--- Фрагмент ---

И вот, начиная работать над этим сюжетом, я уткнулся в тему эмиграции Бродского и понял, что и здесь ничего толком не ясно: мы знаем какие-то общие формулы — «выслан из СССР», «принуждён уехать». Но конкретный механизм всей этой истории не описан, хотя если внимательно посмотреть, все данные у нас есть: после выхода документального фильма Николая Картозии и Антона Желнова «Бродский не поэт» существовавшая фактическая лакуна была заполнена. Теперь не надо раскрывать ничьи тайны, нарушать privacy: всё сказано самими фигурантами. Надо просто собрать кусочки мозаики воедино и выстроить изображение, восстановить логику этой картины, собрать, если угодно, пазл.

Так написалась работа об отъезде Бродского. Разрабатывая этот сюжет, очень важный для биографии Бродского, параллельно, естественно, приходилось говорить и о более общих вещах, от его поэтики до социокультурных стратегий. В итоге стало ясно, что оба эти сюжета — и о Мандельштаме, и о Бродском — подпадают под известную формулу «Поэт и Царь», которая со времён Пушкина частично описывает отношения литературы и государства в России. И оба эти сюжета сходны в том, как действуют и как воспринимают их, с одной стороны, их герои — литераторы, а с другой — власть. Мне показалось любопытным вскрыть эту логику — сходную, несмотря на то что сюжеты сильно разнесены во времени (1934 и 1972 годы): это сходство позволило объединить их под одной обложкой.

---

#### Задания
a) Верните дословно отрывок из фрагмента о Бродском от «И вот, начиная» до «если угодно, пазл.».
b) После выхода какого документального фильма, согласно фрагменту о Бродском, существовавшая фактическая лакуна была заполнена?

--- Извлечённые данные ---

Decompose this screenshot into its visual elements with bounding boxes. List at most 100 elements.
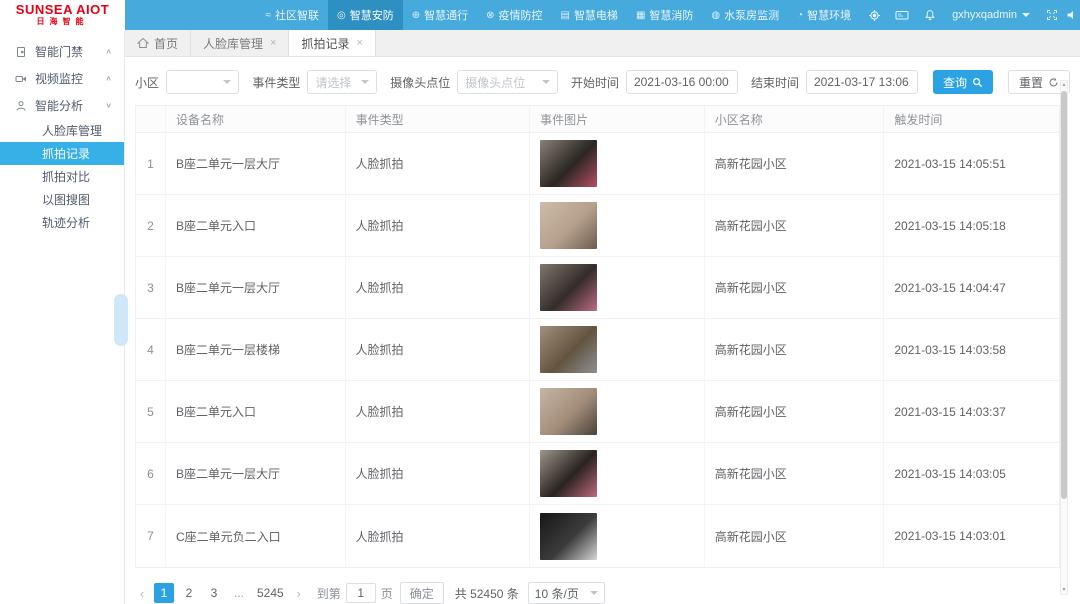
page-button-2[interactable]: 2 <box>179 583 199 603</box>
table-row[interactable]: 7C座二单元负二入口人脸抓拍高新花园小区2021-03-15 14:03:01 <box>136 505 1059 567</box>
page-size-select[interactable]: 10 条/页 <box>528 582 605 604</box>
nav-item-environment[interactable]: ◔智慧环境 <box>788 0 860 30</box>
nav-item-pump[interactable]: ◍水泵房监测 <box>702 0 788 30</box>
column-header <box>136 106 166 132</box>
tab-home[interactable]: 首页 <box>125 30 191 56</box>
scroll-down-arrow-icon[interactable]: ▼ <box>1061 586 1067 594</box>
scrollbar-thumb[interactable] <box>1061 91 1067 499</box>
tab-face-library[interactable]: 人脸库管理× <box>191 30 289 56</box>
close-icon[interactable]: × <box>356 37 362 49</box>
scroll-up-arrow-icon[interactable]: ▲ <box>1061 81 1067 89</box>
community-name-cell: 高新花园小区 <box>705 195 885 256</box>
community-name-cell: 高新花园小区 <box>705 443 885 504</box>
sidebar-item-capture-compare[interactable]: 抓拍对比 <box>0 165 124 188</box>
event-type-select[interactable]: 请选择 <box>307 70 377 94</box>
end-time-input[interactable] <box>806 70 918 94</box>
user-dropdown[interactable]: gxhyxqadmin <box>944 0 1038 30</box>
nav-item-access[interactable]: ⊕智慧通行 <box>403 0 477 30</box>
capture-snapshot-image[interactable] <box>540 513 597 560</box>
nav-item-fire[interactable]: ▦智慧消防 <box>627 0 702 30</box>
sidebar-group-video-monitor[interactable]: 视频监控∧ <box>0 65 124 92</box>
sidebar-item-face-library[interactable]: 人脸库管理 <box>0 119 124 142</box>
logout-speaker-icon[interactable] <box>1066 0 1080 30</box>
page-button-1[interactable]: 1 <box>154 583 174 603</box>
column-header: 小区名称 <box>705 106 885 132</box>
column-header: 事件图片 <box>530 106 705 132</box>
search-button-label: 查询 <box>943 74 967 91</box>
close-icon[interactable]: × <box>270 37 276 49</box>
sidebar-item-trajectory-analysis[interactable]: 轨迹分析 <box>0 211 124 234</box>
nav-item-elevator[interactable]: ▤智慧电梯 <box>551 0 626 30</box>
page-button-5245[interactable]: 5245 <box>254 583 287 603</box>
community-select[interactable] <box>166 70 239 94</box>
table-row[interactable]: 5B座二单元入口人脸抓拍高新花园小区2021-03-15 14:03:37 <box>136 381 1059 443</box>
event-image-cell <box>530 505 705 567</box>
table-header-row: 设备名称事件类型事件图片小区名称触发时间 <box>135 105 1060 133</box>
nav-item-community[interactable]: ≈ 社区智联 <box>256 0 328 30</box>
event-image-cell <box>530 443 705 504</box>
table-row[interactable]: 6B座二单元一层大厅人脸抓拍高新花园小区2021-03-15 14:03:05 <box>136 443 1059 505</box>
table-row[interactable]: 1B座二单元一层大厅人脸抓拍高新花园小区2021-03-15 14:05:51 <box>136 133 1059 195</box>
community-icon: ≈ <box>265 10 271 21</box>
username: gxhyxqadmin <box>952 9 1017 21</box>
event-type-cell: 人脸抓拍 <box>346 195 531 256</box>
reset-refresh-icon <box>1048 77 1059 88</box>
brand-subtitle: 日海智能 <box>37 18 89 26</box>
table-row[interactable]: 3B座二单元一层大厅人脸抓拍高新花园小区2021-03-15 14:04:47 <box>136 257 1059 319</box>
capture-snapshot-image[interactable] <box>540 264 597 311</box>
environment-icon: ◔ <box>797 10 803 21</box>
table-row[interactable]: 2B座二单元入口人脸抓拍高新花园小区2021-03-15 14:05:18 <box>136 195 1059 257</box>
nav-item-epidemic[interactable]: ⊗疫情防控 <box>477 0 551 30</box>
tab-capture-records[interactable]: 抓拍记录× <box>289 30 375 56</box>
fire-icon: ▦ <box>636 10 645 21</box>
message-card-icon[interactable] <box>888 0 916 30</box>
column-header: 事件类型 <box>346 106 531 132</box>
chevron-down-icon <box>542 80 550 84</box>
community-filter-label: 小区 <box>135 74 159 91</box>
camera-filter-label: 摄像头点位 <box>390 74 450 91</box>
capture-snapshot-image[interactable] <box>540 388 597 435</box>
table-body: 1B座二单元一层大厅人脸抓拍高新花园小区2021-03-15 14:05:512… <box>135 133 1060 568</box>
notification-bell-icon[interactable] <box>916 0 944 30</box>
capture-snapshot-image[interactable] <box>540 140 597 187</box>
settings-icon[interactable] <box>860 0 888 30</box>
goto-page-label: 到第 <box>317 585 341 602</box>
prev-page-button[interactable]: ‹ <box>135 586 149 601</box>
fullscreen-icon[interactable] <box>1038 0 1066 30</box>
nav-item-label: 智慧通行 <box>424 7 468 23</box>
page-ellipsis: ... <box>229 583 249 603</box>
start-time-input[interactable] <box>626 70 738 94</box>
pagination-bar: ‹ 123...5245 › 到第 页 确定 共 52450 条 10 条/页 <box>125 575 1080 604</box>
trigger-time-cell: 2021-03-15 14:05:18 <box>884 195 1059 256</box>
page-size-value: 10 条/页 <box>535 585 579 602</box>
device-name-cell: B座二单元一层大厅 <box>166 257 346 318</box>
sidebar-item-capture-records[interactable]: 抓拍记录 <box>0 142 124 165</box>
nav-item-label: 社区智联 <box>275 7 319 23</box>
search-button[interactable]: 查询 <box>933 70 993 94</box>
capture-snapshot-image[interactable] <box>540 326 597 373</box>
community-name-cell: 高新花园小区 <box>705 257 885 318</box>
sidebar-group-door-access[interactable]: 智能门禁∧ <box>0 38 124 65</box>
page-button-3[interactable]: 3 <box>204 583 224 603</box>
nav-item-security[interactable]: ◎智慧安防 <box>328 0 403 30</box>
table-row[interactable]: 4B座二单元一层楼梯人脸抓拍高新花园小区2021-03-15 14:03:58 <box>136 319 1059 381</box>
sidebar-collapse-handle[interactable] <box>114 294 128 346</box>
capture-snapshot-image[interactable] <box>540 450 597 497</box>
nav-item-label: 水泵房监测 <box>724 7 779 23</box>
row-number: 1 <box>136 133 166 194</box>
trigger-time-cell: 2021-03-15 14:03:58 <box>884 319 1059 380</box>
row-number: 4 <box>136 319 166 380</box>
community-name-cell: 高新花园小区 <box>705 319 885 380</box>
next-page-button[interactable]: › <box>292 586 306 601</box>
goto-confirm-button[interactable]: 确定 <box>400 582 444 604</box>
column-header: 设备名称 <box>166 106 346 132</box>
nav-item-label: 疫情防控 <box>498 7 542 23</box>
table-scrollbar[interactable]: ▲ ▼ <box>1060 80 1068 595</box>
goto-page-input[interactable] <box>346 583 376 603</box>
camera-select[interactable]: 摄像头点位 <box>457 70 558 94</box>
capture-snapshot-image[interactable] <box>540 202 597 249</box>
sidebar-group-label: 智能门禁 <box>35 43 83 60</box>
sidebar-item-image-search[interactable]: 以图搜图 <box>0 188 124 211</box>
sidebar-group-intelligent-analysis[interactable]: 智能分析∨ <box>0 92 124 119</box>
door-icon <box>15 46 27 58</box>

---

#### Ответы
a)
И вот, начиная работать над этим сюжетом, я уткнулся в тему эмиграции Бродского и понял, что и здесь ничего толком не ясно: мы знаем какие-то общие формулы — «выслан из СССР», «принуждён уехать». Но конкретный механизм всей этой истории не описан, хотя если внимательно посмотреть, все данные у нас есть: после выхода документального фильма Николая Картозии и Антона Желнова «Бродский не поэт» существовавшая фактическая лакуна была заполнена. Теперь не надо раскрывать ничьи тайны, нарушать privacy: всё сказано самими фигурантами. Надо просто собрать кусочки мозаики воедино и выстроить изображение, восстановить логику этой картины, собрать, если угодно, пазл.

b) После выхода фильма Николая Картозии и Антона Желнова «Бродский не поэт».